-- start of EXTRACTED ENTRIES --

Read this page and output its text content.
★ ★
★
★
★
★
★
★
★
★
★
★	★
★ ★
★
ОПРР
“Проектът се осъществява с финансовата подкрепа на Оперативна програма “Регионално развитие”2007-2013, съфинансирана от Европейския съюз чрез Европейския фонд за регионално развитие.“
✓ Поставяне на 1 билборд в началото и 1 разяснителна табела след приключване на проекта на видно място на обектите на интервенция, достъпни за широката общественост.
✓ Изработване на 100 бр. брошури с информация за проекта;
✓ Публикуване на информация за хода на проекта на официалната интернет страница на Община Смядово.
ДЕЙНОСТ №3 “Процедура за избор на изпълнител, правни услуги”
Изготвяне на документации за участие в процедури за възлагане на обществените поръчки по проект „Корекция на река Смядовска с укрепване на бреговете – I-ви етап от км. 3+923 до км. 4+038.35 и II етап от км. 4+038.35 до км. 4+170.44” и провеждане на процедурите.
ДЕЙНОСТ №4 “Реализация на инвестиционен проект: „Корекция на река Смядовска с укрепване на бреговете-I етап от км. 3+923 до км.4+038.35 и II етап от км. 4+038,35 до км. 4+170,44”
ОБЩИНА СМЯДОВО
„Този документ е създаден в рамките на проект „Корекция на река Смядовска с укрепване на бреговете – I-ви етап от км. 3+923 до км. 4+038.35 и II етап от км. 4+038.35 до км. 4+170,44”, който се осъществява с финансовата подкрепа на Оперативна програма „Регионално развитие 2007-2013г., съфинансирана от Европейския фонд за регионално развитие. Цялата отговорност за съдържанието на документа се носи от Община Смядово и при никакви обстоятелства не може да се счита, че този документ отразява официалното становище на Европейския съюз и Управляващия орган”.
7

-- end of EXTRACTED ENTRIES --
-- start of EXTRACTED ENTRIES --

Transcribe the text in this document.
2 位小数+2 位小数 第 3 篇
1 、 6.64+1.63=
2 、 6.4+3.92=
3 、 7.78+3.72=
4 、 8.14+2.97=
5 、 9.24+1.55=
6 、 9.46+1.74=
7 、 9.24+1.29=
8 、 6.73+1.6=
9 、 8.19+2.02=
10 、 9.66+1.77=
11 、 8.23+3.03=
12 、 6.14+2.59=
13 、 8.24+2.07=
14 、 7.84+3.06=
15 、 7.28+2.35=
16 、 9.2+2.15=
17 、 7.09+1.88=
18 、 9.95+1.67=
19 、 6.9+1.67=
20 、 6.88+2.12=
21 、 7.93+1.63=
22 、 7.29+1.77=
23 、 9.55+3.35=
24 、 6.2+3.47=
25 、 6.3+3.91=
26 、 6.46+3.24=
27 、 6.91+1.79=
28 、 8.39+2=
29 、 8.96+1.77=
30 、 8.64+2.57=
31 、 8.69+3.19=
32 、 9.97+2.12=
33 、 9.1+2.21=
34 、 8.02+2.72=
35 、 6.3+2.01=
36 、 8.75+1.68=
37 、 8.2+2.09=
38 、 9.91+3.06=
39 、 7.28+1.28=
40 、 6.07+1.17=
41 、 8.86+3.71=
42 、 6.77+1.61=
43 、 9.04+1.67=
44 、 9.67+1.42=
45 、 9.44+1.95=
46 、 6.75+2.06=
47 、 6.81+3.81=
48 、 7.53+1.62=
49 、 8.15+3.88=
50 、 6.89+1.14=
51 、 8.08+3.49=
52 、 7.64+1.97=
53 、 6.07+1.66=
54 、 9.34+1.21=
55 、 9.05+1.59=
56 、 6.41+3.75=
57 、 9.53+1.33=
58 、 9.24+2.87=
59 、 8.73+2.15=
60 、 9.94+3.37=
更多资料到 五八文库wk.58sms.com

-- end of EXTRACTED ENTRIES --

## WRITTEN EXERCISE
Look over the records above and copy each line that includes the string "етап".

## RESULT FOR THIS TASK
Изготвяне на документации за участие в процедури за възлагане на обществените поръчки по проект „Корекция на река Смядовска с укрепване на бреговете – I-ви етап от км. 3+923 до км. 4+038.35 и II етап от км. 4+038.35 до км. 4+170.44” и провеждане на процедурите.
ДЕЙНОСТ №4 “Реализация на инвестиционен проект: „Корекция на река Смядовска с укрепване на бреговете-I етап от км. 3+923 до км.4+038.35 и II етап от км. 4+038,35 до км. 4+170,44”
„Този документ е създаден в рамките на проект „Корекция на река Смядовска с укрепване на бреговете – I-ви етап от км. 3+923 до км. 4+038.35 и II етап от км. 4+038.35 до км. 4+170,44”, който се осъществява с финансовата подкрепа на Оперативна програма „Регионално развитие 2007-2013г., съфинансирана от Европейския фонд за регионално развитие. Цялата отговорност за съдържанието на документа се носи от Община Смядово и при никакви обстоятелства не може да се счита, че този документ отразява официалното становище на Европейския съюз и Управляващия орган”.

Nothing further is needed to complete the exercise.